(begin)

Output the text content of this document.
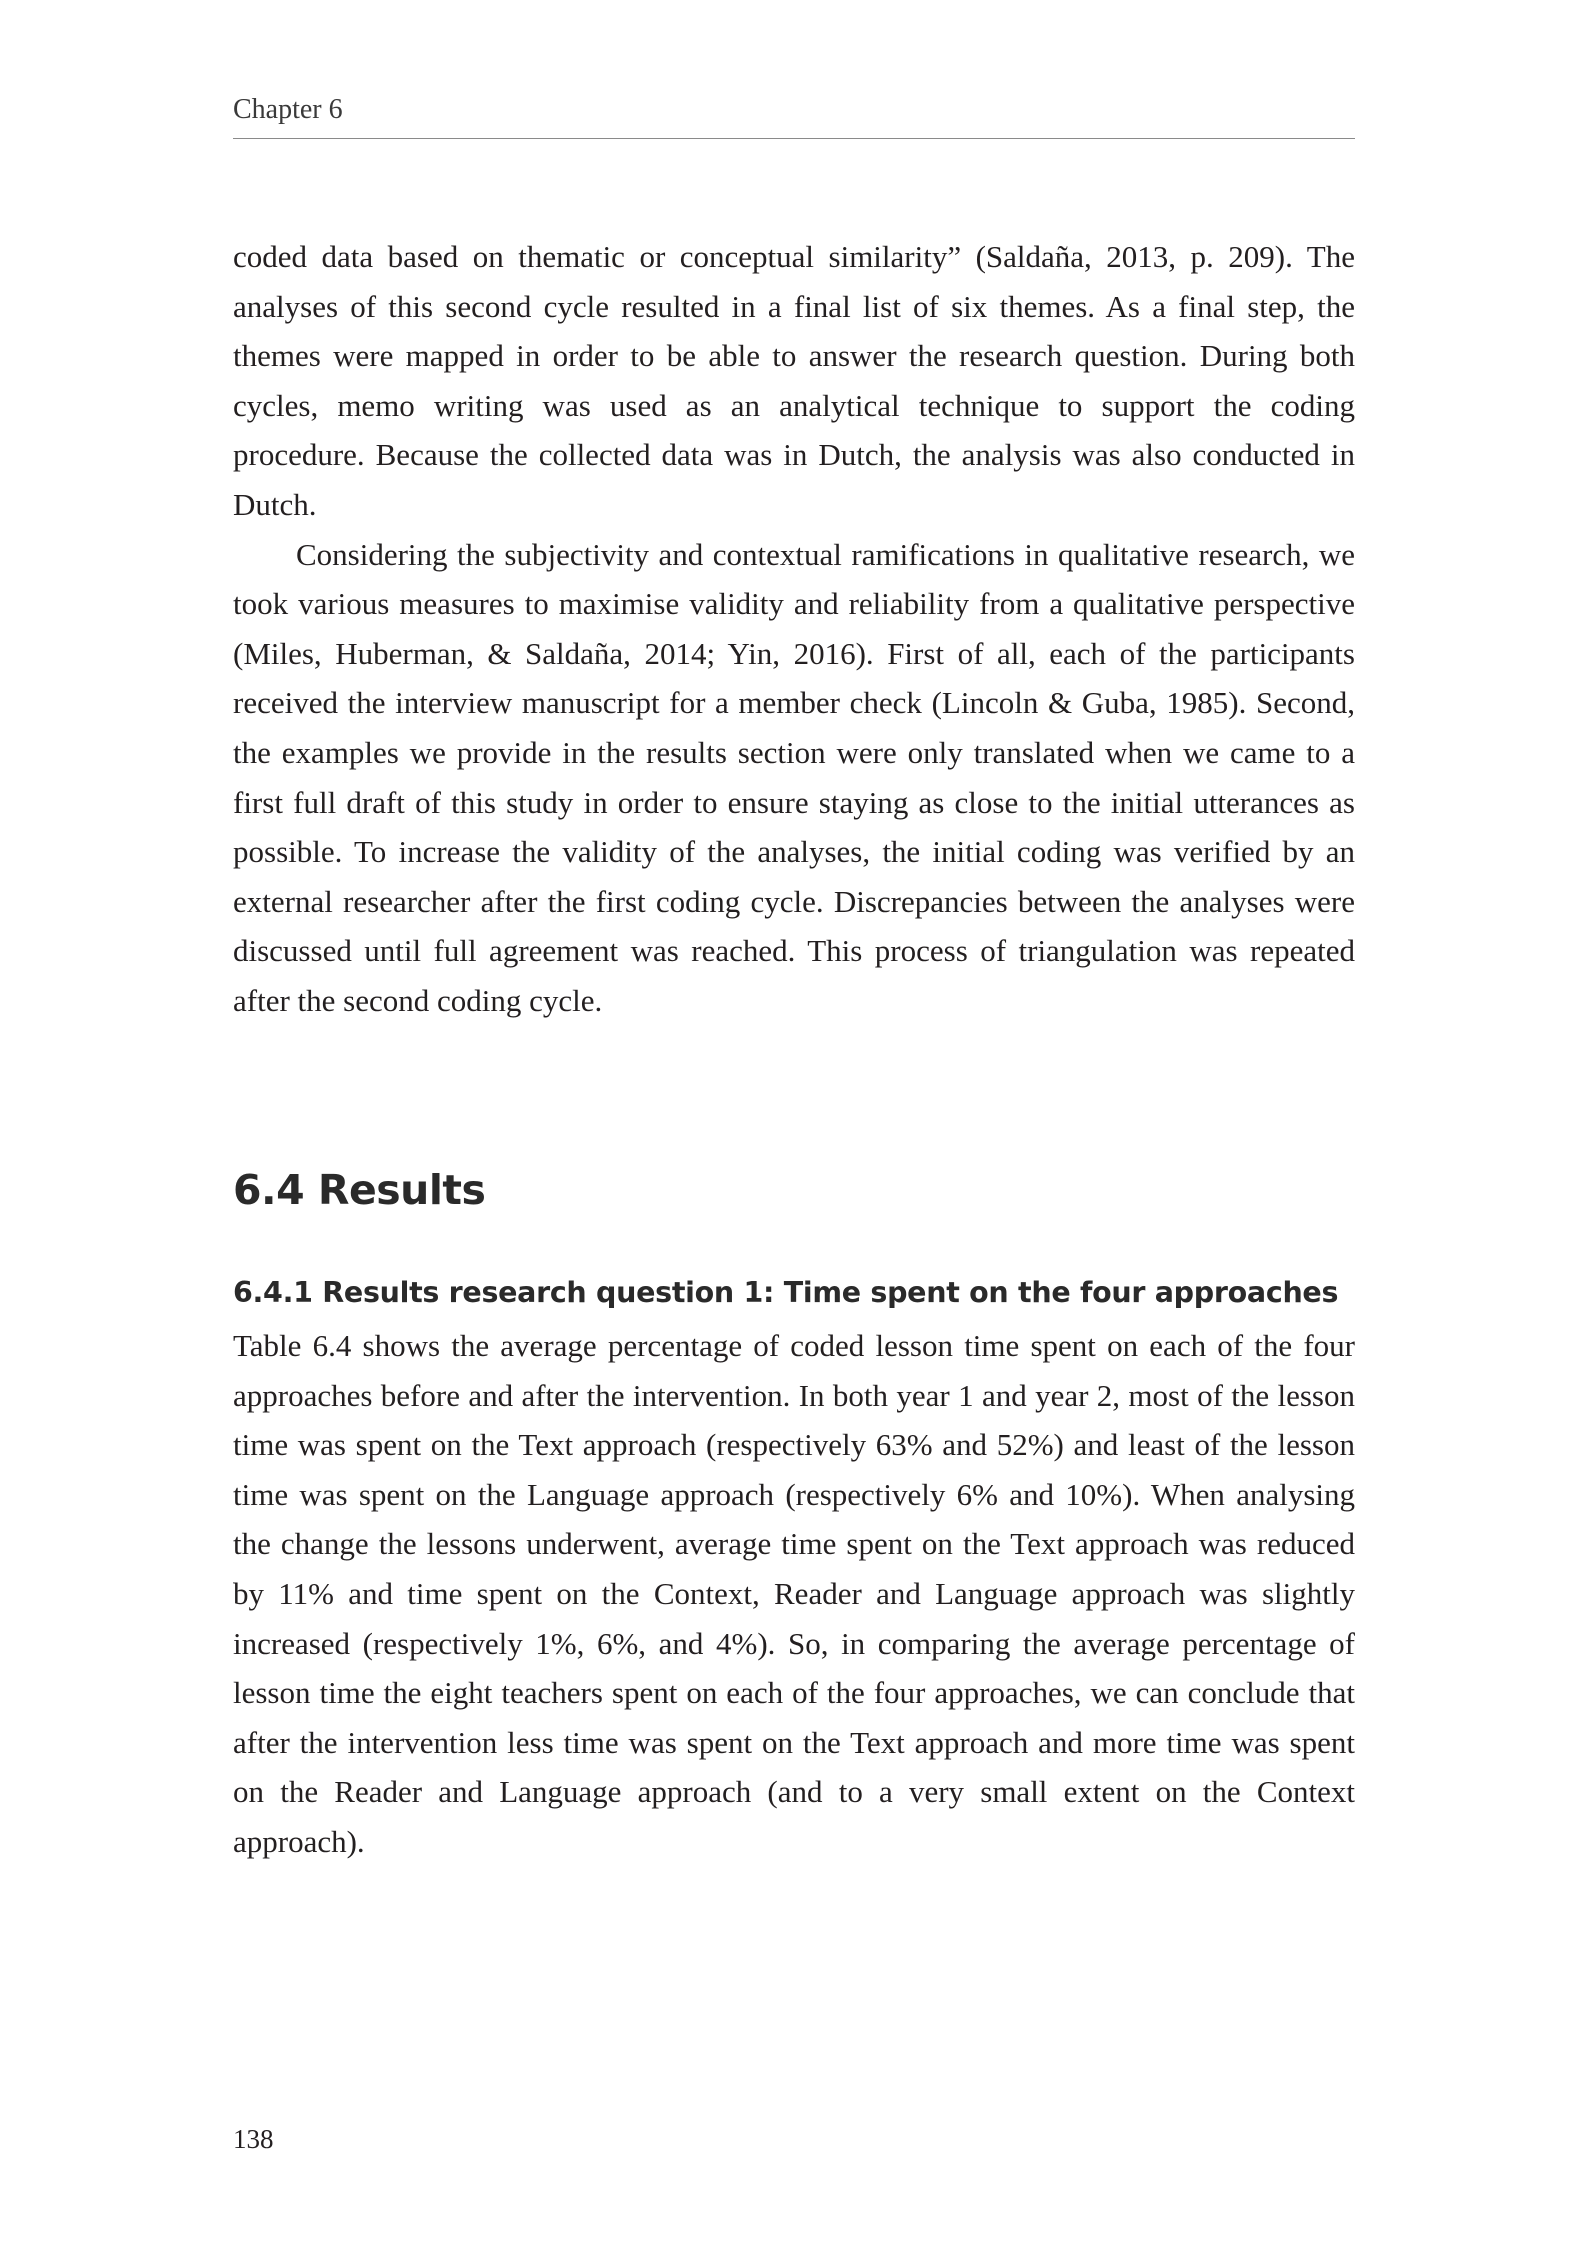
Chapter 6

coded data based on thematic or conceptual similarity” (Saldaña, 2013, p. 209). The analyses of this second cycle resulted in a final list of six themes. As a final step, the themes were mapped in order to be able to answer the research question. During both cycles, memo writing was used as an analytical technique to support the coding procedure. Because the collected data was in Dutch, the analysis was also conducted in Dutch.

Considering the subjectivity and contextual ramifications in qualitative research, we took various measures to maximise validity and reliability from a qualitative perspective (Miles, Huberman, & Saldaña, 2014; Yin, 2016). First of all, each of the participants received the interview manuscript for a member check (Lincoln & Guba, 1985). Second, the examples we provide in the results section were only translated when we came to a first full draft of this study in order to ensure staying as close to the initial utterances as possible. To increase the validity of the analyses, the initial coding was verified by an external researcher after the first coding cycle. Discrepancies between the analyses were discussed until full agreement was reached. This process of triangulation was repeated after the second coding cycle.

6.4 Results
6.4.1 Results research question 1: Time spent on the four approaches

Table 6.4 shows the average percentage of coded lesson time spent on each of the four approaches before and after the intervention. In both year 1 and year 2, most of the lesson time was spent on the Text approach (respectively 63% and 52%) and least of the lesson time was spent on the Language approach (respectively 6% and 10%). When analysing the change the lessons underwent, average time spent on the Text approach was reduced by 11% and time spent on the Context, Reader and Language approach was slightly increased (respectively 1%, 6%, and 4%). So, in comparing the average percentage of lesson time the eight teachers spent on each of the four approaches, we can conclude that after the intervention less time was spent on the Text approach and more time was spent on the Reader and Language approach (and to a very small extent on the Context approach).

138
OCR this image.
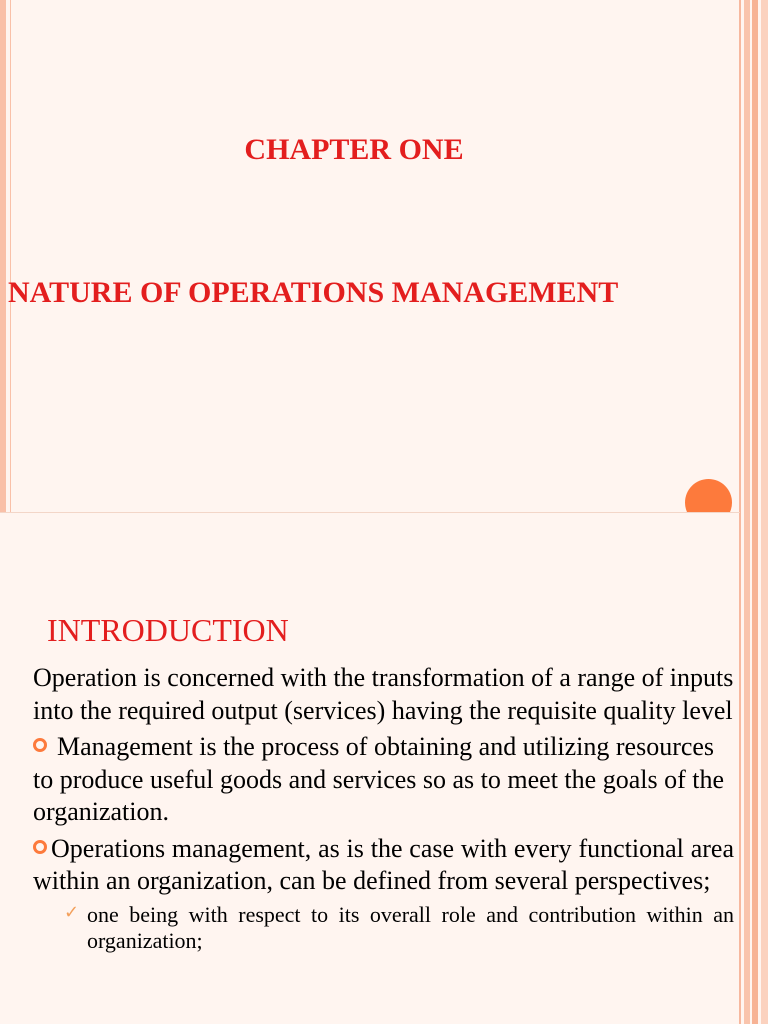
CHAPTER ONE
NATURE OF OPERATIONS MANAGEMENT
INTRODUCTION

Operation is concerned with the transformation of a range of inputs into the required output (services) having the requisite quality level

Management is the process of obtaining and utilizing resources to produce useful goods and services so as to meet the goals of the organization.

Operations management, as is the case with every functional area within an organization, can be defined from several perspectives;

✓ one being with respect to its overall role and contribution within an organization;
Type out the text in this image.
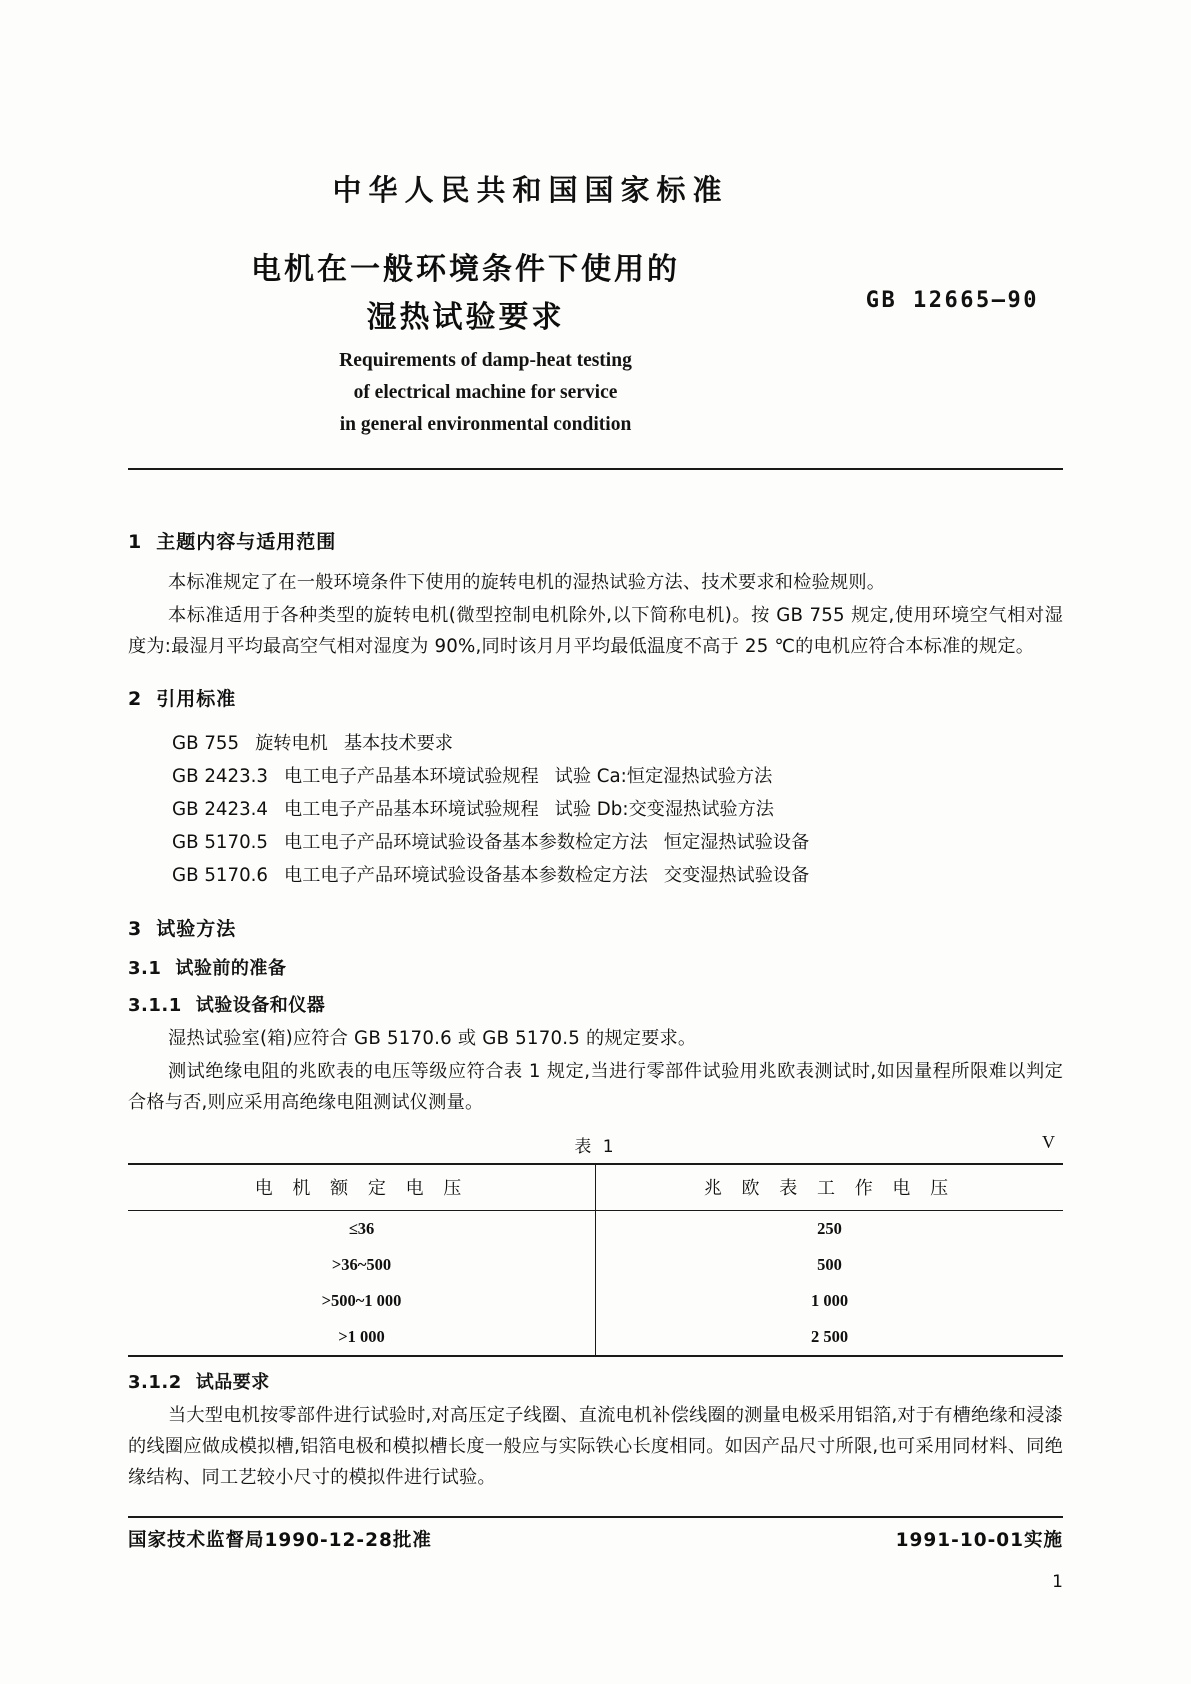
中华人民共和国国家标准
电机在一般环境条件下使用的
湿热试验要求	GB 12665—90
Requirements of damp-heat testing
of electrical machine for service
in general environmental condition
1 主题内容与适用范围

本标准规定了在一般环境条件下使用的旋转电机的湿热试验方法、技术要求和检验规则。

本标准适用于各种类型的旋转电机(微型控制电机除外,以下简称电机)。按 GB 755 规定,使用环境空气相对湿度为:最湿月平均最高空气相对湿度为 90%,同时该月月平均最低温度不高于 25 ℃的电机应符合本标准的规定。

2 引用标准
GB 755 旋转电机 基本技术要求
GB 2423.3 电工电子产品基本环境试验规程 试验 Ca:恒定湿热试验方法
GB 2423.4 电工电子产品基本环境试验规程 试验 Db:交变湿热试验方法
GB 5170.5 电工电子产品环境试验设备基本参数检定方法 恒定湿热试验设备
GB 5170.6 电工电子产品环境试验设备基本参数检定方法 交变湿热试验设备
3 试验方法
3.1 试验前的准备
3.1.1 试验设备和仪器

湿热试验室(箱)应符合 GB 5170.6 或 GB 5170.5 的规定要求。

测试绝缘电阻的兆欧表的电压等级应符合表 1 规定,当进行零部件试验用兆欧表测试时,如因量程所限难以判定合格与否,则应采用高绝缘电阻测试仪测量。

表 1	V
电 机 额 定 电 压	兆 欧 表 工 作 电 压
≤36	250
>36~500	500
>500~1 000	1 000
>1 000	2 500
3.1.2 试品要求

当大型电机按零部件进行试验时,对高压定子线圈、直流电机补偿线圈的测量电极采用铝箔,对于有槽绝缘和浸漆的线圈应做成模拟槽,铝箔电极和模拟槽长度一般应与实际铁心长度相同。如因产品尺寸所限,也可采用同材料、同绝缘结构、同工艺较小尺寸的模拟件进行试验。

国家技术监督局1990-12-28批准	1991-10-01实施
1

(end)

* _Exercise brief_
Return all of the entries exactly as written, but drop any pictures they hold.

* _Finished answer_
Output the text content of this document.
Chapter 6

coded data based on thematic or conceptual similarity” (Saldaña, 2013, p. 209). The analyses of this second cycle resulted in a final list of six themes. As a final step, the themes were mapped in order to be able to answer the research question. During both cycles, memo writing was used as an analytical technique to support the coding procedure. Because the collected data was in Dutch, the analysis was also conducted in Dutch.

Considering the subjectivity and contextual ramifications in qualitative research, we took various measures to maximise validity and reliability from a qualitative perspective (Miles, Huberman, & Saldaña, 2014; Yin, 2016). First of all, each of the participants received the interview manuscript for a member check (Lincoln & Guba, 1985). Second, the examples we provide in the results section were only translated when we came to a first full draft of this study in order to ensure staying as close to the initial utterances as possible. To increase the validity of the analyses, the initial coding was verified by an external researcher after the first coding cycle. Discrepancies between the analyses were discussed until full agreement was reached. This process of triangulation was repeated after the second coding cycle.

6.4 Results
6.4.1 Results research question 1: Time spent on the four approaches

Table 6.4 shows the average percentage of coded lesson time spent on each of the four approaches before and after the intervention. In both year 1 and year 2, most of the lesson time was spent on the Text approach (respectively 63% and 52%) and least of the lesson time was spent on the Language approach (respectively 6% and 10%). When analysing the change the lessons underwent, average time spent on the Text approach was reduced by 11% and time spent on the Context, Reader and Language approach was slightly increased (respectively 1%, 6%, and 4%). So, in comparing the average percentage of lesson time the eight teachers spent on each of the four approaches, we can conclude that after the intervention less time was spent on the Text approach and more time was spent on the Reader and Language approach (and to a very small extent on the Context approach).

138
OCR this image.
CHAPTER ONE
NATURE OF OPERATIONS MANAGEMENT
INTRODUCTION

Operation is concerned with the transformation of a range of inputs into the required output (services) having the requisite quality level

Management is the process of obtaining and utilizing resources to produce useful goods and services so as to meet the goals of the organization.

Operations management, as is the case with every functional area within an organization, can be defined from several perspectives;

✓ one being with respect to its overall role and contribution within an organization;
Type out the text in this image.
中华人民共和国国家标准
电机在一般环境条件下使用的
湿热试验要求	GB 12665—90
Requirements of damp-heat testing
of electrical machine for service
in general environmental condition
1 主题内容与适用范围

本标准规定了在一般环境条件下使用的旋转电机的湿热试验方法、技术要求和检验规则。

本标准适用于各种类型的旋转电机(微型控制电机除外,以下简称电机)。按 GB 755 规定,使用环境空气相对湿度为:最湿月平均最高空气相对湿度为 90%,同时该月月平均最低温度不高于 25 ℃的电机应符合本标准的规定。

2 引用标准
GB 755 旋转电机 基本技术要求
GB 2423.3 电工电子产品基本环境试验规程 试验 Ca:恒定湿热试验方法
GB 2423.4 电工电子产品基本环境试验规程 试验 Db:交变湿热试验方法
GB 5170.5 电工电子产品环境试验设备基本参数检定方法 恒定湿热试验设备
GB 5170.6 电工电子产品环境试验设备基本参数检定方法 交变湿热试验设备
3 试验方法
3.1 试验前的准备
3.1.1 试验设备和仪器

湿热试验室(箱)应符合 GB 5170.6 或 GB 5170.5 的规定要求。

测试绝缘电阻的兆欧表的电压等级应符合表 1 规定,当进行零部件试验用兆欧表测试时,如因量程所限难以判定合格与否,则应采用高绝缘电阻测试仪测量。

表 1	V
电 机 额 定 电 压	兆 欧 表 工 作 电 压
≤36	250
>36~500	500
>500~1 000	1 000
>1 000	2 500
3.1.2 试品要求

当大型电机按零部件进行试验时,对高压定子线圈、直流电机补偿线圈的测量电极采用铝箔,对于有槽绝缘和浸漆的线圈应做成模拟槽,铝箔电极和模拟槽长度一般应与实际铁心长度相同。如因产品尺寸所限,也可采用同材料、同绝缘结构、同工艺较小尺寸的模拟件进行试验。

国家技术监督局1990-12-28批准	1991-10-01实施
1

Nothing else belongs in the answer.